Aim of the exercise >> Make a tally of the lines in the records that include the string "name", and give only that number.

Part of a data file
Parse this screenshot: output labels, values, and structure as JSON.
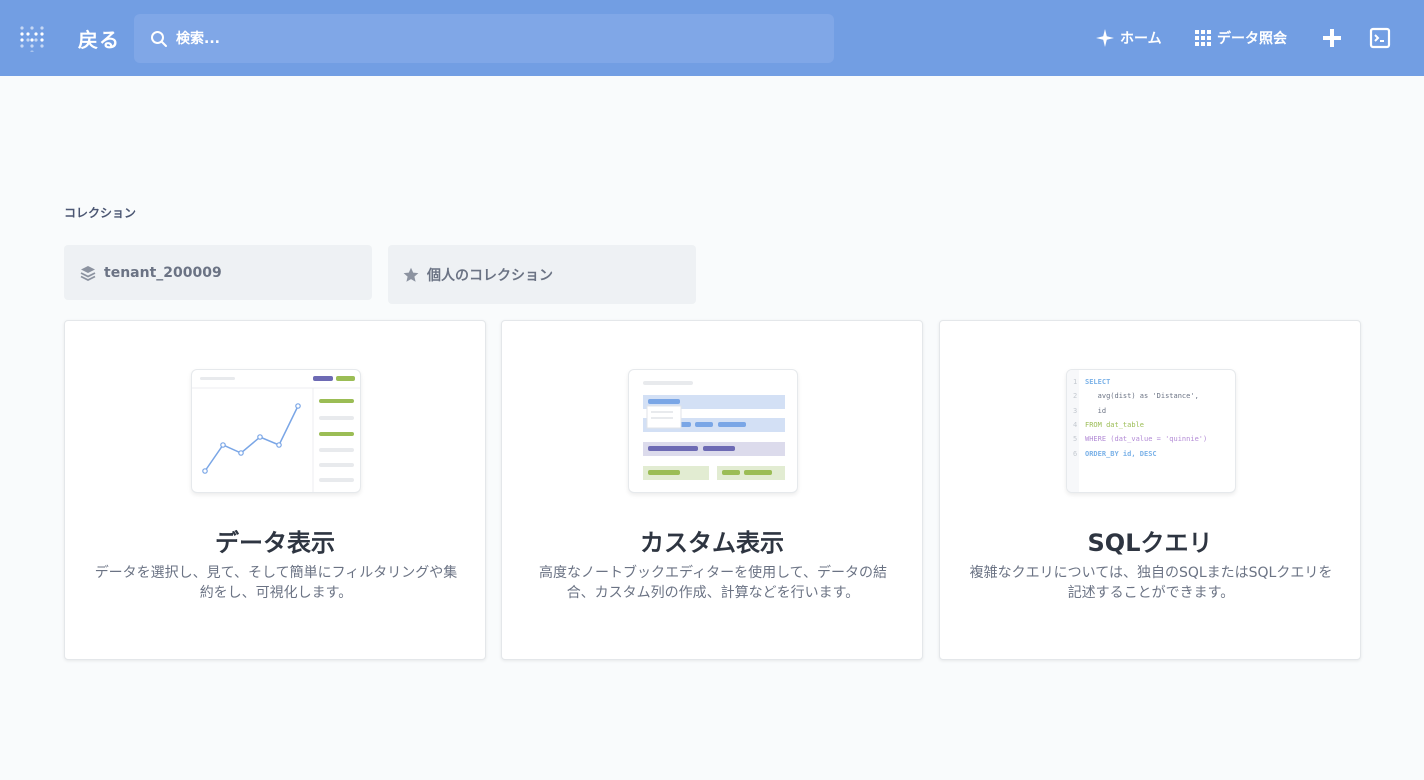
{
  "header": {
    "back_label": "戻る",
    "search_placeholder": "検索...",
    "nav_home_label": "ホーム",
    "nav_browse_label": "データ照会"
  },
  "collections": {
    "title": "コレクション",
    "items": [
      {
        "label": "tenant_200009",
        "icon": "layers-icon"
      },
      {
        "label": "個人のコレクション",
        "icon": "star-icon"
      }
    ]
  },
  "cards": [
    {
      "title": "データ表示",
      "description": "データを選択し、見て、そして簡単にフィルタリングや集約をし、可視化します。"
    },
    {
      "title": "カスタム表示",
      "description": "高度なノートブックエディターを使用して、データの結合、カスタム列の作成、計算などを行います。"
    },
    {
      "title": "SQLクエリ",
      "description": "複雑なクエリについては、独自のSQLまたはSQLクエリを記述することができます。",
      "code_lines": [
        "SELECT",
        "   avg(dist) as 'Distance',",
        "   id",
        "FROM dat_table",
        "WHERE (dat_value = 'quinnie')",
        "ORDER_BY id, DESC"
      ],
      "line_numbers": [
        "1",
        "2",
        "3",
        "4",
        "5",
        "6"
      ]
    }
  ],
  "colors": {
    "header_bg": "#729ee3",
    "accent_green": "#9bbd55",
    "accent_purple": "#6d6ab4",
    "accent_blue": "#7aa6e6"
  }
}
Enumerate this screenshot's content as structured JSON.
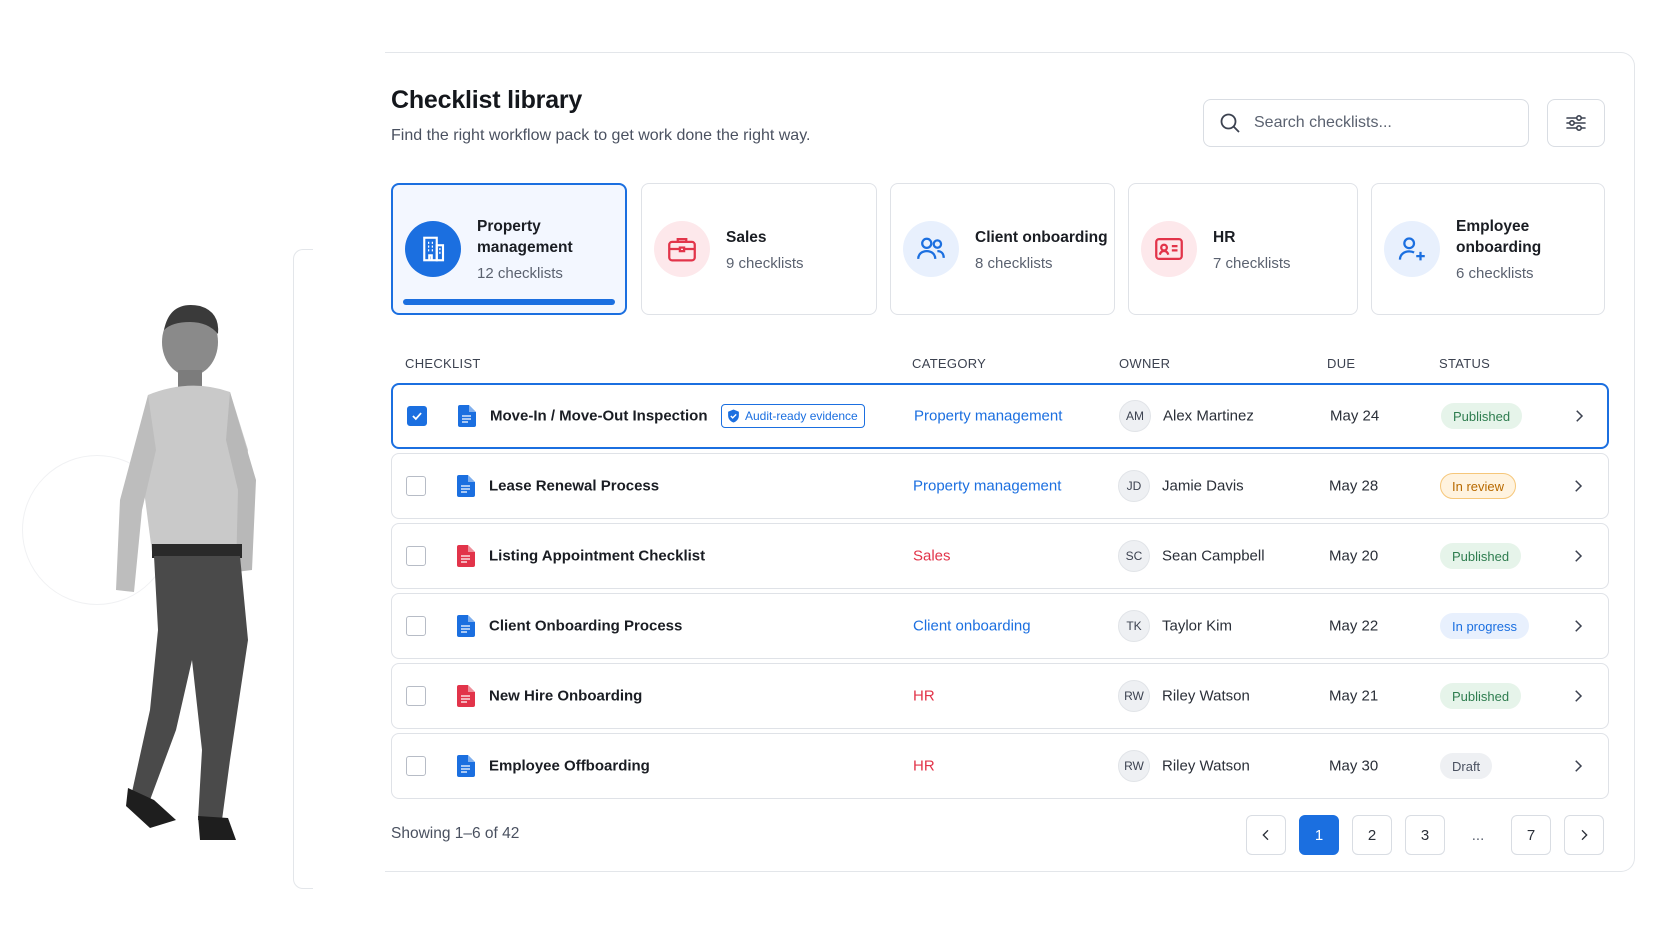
{
  "header": {
    "title": "Checklist library",
    "subtitle": "Find the right workflow pack to get work done the right way."
  },
  "search": {
    "placeholder": "Search checklists...",
    "value": ""
  },
  "categories": [
    {
      "name": "Property management",
      "count": "12 checklists",
      "icon": "building-icon",
      "color": "#1b6fe0",
      "active": true
    },
    {
      "name": "Sales",
      "count": "9 checklists",
      "icon": "briefcase-icon",
      "color": "#e2344a",
      "active": false
    },
    {
      "name": "Client onboarding",
      "count": "8 checklists",
      "icon": "users-icon",
      "color": "#1b6fe0",
      "active": false
    },
    {
      "name": "HR",
      "count": "7 checklists",
      "icon": "id-card-icon",
      "color": "#e2344a",
      "active": false
    },
    {
      "name": "Employee onboarding",
      "count": "6 checklists",
      "icon": "user-plus-icon",
      "color": "#1b6fe0",
      "active": false
    }
  ],
  "table": {
    "columns": [
      "CHECKLIST",
      "CATEGORY",
      "OWNER",
      "DUE",
      "STATUS"
    ],
    "rows": [
      {
        "name": "Move-In / Move-Out Inspection",
        "badge": "Audit-ready evidence",
        "category": "Property management",
        "category_color": "#1b6fe0",
        "doc_color": "#1b6fe0",
        "initials": "AM",
        "owner": "Alex Martinez",
        "due": "May 24",
        "status": "Published",
        "status_type": "published",
        "selected": true
      },
      {
        "name": "Lease Renewal Process",
        "badge": "",
        "category": "Property management",
        "category_color": "#1b6fe0",
        "doc_color": "#1b6fe0",
        "initials": "JD",
        "owner": "Jamie Davis",
        "due": "May 28",
        "status": "In review",
        "status_type": "review",
        "selected": false
      },
      {
        "name": "Listing Appointment Checklist",
        "badge": "",
        "category": "Sales",
        "category_color": "#e2344a",
        "doc_color": "#e2344a",
        "initials": "SC",
        "owner": "Sean Campbell",
        "due": "May 20",
        "status": "Published",
        "status_type": "published",
        "selected": false
      },
      {
        "name": "Client Onboarding Process",
        "badge": "",
        "category": "Client onboarding",
        "category_color": "#1b6fe0",
        "doc_color": "#1b6fe0",
        "initials": "TK",
        "owner": "Taylor Kim",
        "due": "May 22",
        "status": "In progress",
        "status_type": "progress",
        "selected": false
      },
      {
        "name": "New Hire Onboarding",
        "badge": "",
        "category": "HR",
        "category_color": "#e2344a",
        "doc_color": "#e2344a",
        "initials": "RW",
        "owner": "Riley Watson",
        "due": "May 21",
        "status": "Published",
        "status_type": "published",
        "selected": false
      },
      {
        "name": "Employee Offboarding",
        "badge": "",
        "category": "HR",
        "category_color": "#e2344a",
        "doc_color": "#1b6fe0",
        "initials": "RW",
        "owner": "Riley Watson",
        "due": "May 30",
        "status": "Draft",
        "status_type": "draft",
        "selected": false
      }
    ]
  },
  "status_styles": {
    "published": {
      "bg": "#e6f4ea",
      "fg": "#2e7d4f",
      "border": "#e6f4ea"
    },
    "review": {
      "bg": "#fff3df",
      "fg": "#b86a00",
      "border": "#f6c77a"
    },
    "progress": {
      "bg": "#e8f0fd",
      "fg": "#1b6fe0",
      "border": "#e8f0fd"
    },
    "draft": {
      "bg": "#eef0f3",
      "fg": "#4a5160",
      "border": "#eef0f3"
    }
  },
  "footer": {
    "showing": "Showing 1–6 of 42",
    "pages": [
      "1",
      "2",
      "3",
      "...",
      "7"
    ],
    "current_page": "1"
  }
}
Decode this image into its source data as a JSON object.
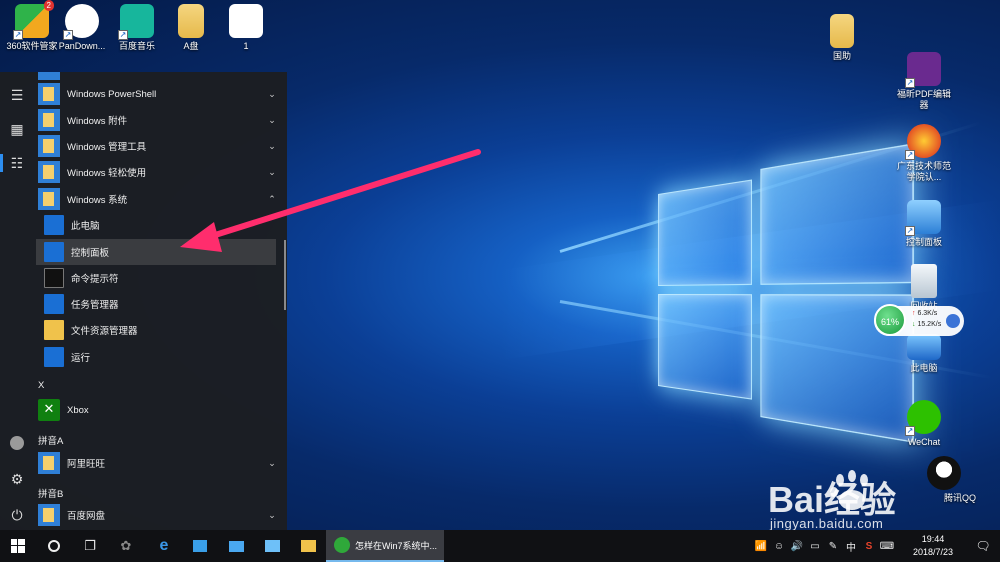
{
  "desktop": {
    "icons_left": [
      {
        "label": "360软件管家",
        "icon": "360-software-manager-icon",
        "badge": "2"
      },
      {
        "label": "PanDown...",
        "icon": "pandownload-cloud-icon"
      },
      {
        "label": "百度音乐",
        "icon": "baidu-music-icon"
      },
      {
        "label": "A盘",
        "icon": "folder-icon"
      },
      {
        "label": "1",
        "icon": "document-icon"
      }
    ],
    "icons_right": [
      {
        "label": "国助",
        "icon": "folder-icon"
      },
      {
        "label": "福昕PDF编辑器",
        "icon": "foxit-pdf-icon"
      },
      {
        "label": "广东技术师范学院认...",
        "icon": "browser-icon"
      },
      {
        "label": "控制面板",
        "icon": "control-panel-icon"
      },
      {
        "label": "回收站",
        "icon": "recycle-bin-icon"
      },
      {
        "label": "此电脑",
        "icon": "this-pc-icon"
      },
      {
        "label": "WeChat",
        "icon": "wechat-icon"
      },
      {
        "label": "腾讯QQ",
        "icon": "qq-icon"
      }
    ]
  },
  "start_menu": {
    "rail": [
      "hamburger-menu-icon",
      "tiles-icon",
      "list-icon",
      "user-icon",
      "settings-icon",
      "power-icon"
    ],
    "items": [
      {
        "type": "folder",
        "label": "Windows PowerShell",
        "chevron": "down"
      },
      {
        "type": "folder",
        "label": "Windows 附件",
        "chevron": "down"
      },
      {
        "type": "folder",
        "label": "Windows 管理工具",
        "chevron": "down"
      },
      {
        "type": "folder",
        "label": "Windows 轻松使用",
        "chevron": "down"
      },
      {
        "type": "folder",
        "label": "Windows 系统",
        "chevron": "up"
      },
      {
        "type": "app",
        "label": "此电脑"
      },
      {
        "type": "app",
        "label": "控制面板",
        "selected": true
      },
      {
        "type": "app",
        "label": "命令提示符"
      },
      {
        "type": "app",
        "label": "任务管理器"
      },
      {
        "type": "app",
        "label": "文件资源管理器"
      },
      {
        "type": "app",
        "label": "运行"
      },
      {
        "type": "letter",
        "label": "X"
      },
      {
        "type": "xbox",
        "label": "Xbox"
      },
      {
        "type": "letter",
        "label": "拼音A"
      },
      {
        "type": "folder",
        "label": "阿里旺旺",
        "chevron": "down"
      },
      {
        "type": "letter",
        "label": "拼音B"
      },
      {
        "type": "folder",
        "label": "百度网盘",
        "chevron": "down"
      }
    ]
  },
  "net_widget": {
    "percent": "61%",
    "upload": "6.3K/s",
    "download": "15.2K/s"
  },
  "watermark": {
    "logo": "Bai经验",
    "url": "jingyan.baidu.com"
  },
  "taskbar": {
    "task_label": "怎样在Win7系统中...",
    "ime": "中",
    "time": "19:44",
    "date": "2018/7/23"
  },
  "colors": {
    "accent": "#2d8ef0",
    "annotation_arrow": "#ff2d6d",
    "taskbar": "#101114"
  }
}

Task output >> 11